--- Input material ---

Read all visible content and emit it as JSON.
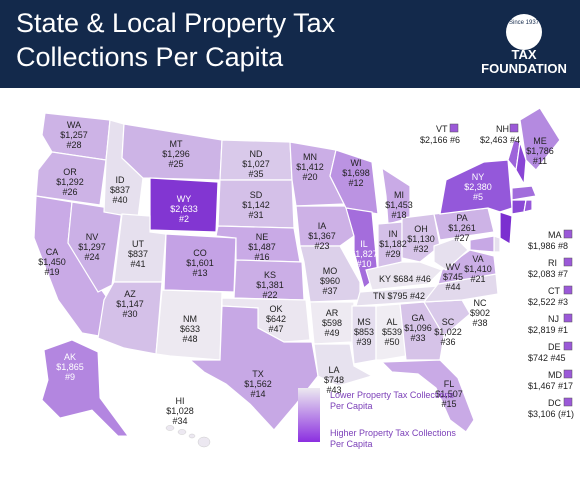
{
  "header": {
    "title_line1": "State & Local Property Tax",
    "title_line2": "Collections Per Capita",
    "logo_text": "TAX FOUNDATION",
    "logo_seal_text": "Since 1937"
  },
  "colors": {
    "header_bg": "#13294b",
    "scale_low": "#e7e2ef",
    "scale_mid": "#c7a6e6",
    "scale_high": "#7b2fd0",
    "highlight": "#9b59d8"
  },
  "states": {
    "WA": {
      "name": "WA",
      "value": "$1,257",
      "rank": "#28"
    },
    "OR": {
      "name": "OR",
      "value": "$1,292",
      "rank": "#26"
    },
    "CA": {
      "name": "CA",
      "value": "$1,450",
      "rank": "#19"
    },
    "NV": {
      "name": "NV",
      "value": "$1,297",
      "rank": "#24"
    },
    "ID": {
      "name": "ID",
      "value": "$837",
      "rank": "#40"
    },
    "MT": {
      "name": "MT",
      "value": "$1,296",
      "rank": "#25"
    },
    "WY": {
      "name": "WY",
      "value": "$2,633",
      "rank": "#2"
    },
    "UT": {
      "name": "UT",
      "value": "$837",
      "rank": "#41"
    },
    "AZ": {
      "name": "AZ",
      "value": "$1,147",
      "rank": "#30"
    },
    "CO": {
      "name": "CO",
      "value": "$1,601",
      "rank": "#13"
    },
    "NM": {
      "name": "NM",
      "value": "$633",
      "rank": "#48"
    },
    "ND": {
      "name": "ND",
      "value": "$1,027",
      "rank": "#35"
    },
    "SD": {
      "name": "SD",
      "value": "$1,142",
      "rank": "#31"
    },
    "NE": {
      "name": "NE",
      "value": "$1,487",
      "rank": "#16"
    },
    "KS": {
      "name": "KS",
      "value": "$1,381",
      "rank": "#22"
    },
    "OK": {
      "name": "OK",
      "value": "$642",
      "rank": "#47"
    },
    "TX": {
      "name": "TX",
      "value": "$1,562",
      "rank": "#14"
    },
    "MN": {
      "name": "MN",
      "value": "$1,412",
      "rank": "#20"
    },
    "IA": {
      "name": "IA",
      "value": "$1,367",
      "rank": "#23"
    },
    "MO": {
      "name": "MO",
      "value": "$960",
      "rank": "#37"
    },
    "AR": {
      "name": "AR",
      "value": "$598",
      "rank": "#49"
    },
    "LA": {
      "name": "LA",
      "value": "$748",
      "rank": "#43"
    },
    "WI": {
      "name": "WI",
      "value": "$1,698",
      "rank": "#12"
    },
    "IL": {
      "name": "IL",
      "value": "$1,827",
      "rank": "#10"
    },
    "MI": {
      "name": "MI",
      "value": "$1,453",
      "rank": "#18"
    },
    "IN": {
      "name": "IN",
      "value": "$1,182",
      "rank": "#29"
    },
    "OH": {
      "name": "OH",
      "value": "$1,130",
      "rank": "#32"
    },
    "KY": {
      "name": "KY",
      "value": "$684",
      "rank": "#46"
    },
    "TN": {
      "name": "TN",
      "value": "$795",
      "rank": "#42"
    },
    "MS": {
      "name": "MS",
      "value": "$853",
      "rank": "#39"
    },
    "AL": {
      "name": "AL",
      "value": "$539",
      "rank": "#50"
    },
    "GA": {
      "name": "GA",
      "value": "$1,096",
      "rank": "#33"
    },
    "FL": {
      "name": "FL",
      "value": "$1,507",
      "rank": "#15"
    },
    "SC": {
      "name": "SC",
      "value": "$1,022",
      "rank": "#36"
    },
    "NC": {
      "name": "NC",
      "value": "$902",
      "rank": "#38"
    },
    "VA": {
      "name": "VA",
      "value": "$1,410",
      "rank": "#21"
    },
    "WV": {
      "name": "WV",
      "value": "$745",
      "rank": "#44"
    },
    "PA": {
      "name": "PA",
      "value": "$1,261",
      "rank": "#27"
    },
    "NY": {
      "name": "NY",
      "value": "$2,380",
      "rank": "#5"
    },
    "ME": {
      "name": "ME",
      "value": "$1,786",
      "rank": "#11"
    },
    "AK": {
      "name": "AK",
      "value": "$1,865",
      "rank": "#9"
    },
    "HI": {
      "name": "HI",
      "value": "$1,028",
      "rank": "#34"
    }
  },
  "small_states": {
    "VT": {
      "name": "VT",
      "value_rank": "$2,166 #6"
    },
    "NH": {
      "name": "NH",
      "value_rank": "$2,463 #4"
    },
    "MA": {
      "name": "MA",
      "value_rank": "$1,986 #8"
    },
    "RI": {
      "name": "RI",
      "value_rank": "$2,083 #7"
    },
    "CT": {
      "name": "CT",
      "value_rank": "$2,522 #3"
    },
    "NJ": {
      "name": "NJ",
      "value_rank": "$2,819 #1"
    },
    "DE": {
      "name": "DE",
      "value_rank": "$742 #45"
    },
    "MD": {
      "name": "MD",
      "value_rank": "$1,467 #17"
    },
    "DC": {
      "name": "DC",
      "value_rank": "$3,106 (#1)"
    }
  },
  "legend": {
    "low_line1": "Lower Property Tax Collections",
    "low_line2": "Per Capita",
    "high_line1": "Higher Property Tax Collections",
    "high_line2": "Per Capita"
  }
}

---

• _Task_: Using the listing above, say how many of its lines contain the string "Collections", giving nothing but the figure.

• _Exercise output_: 3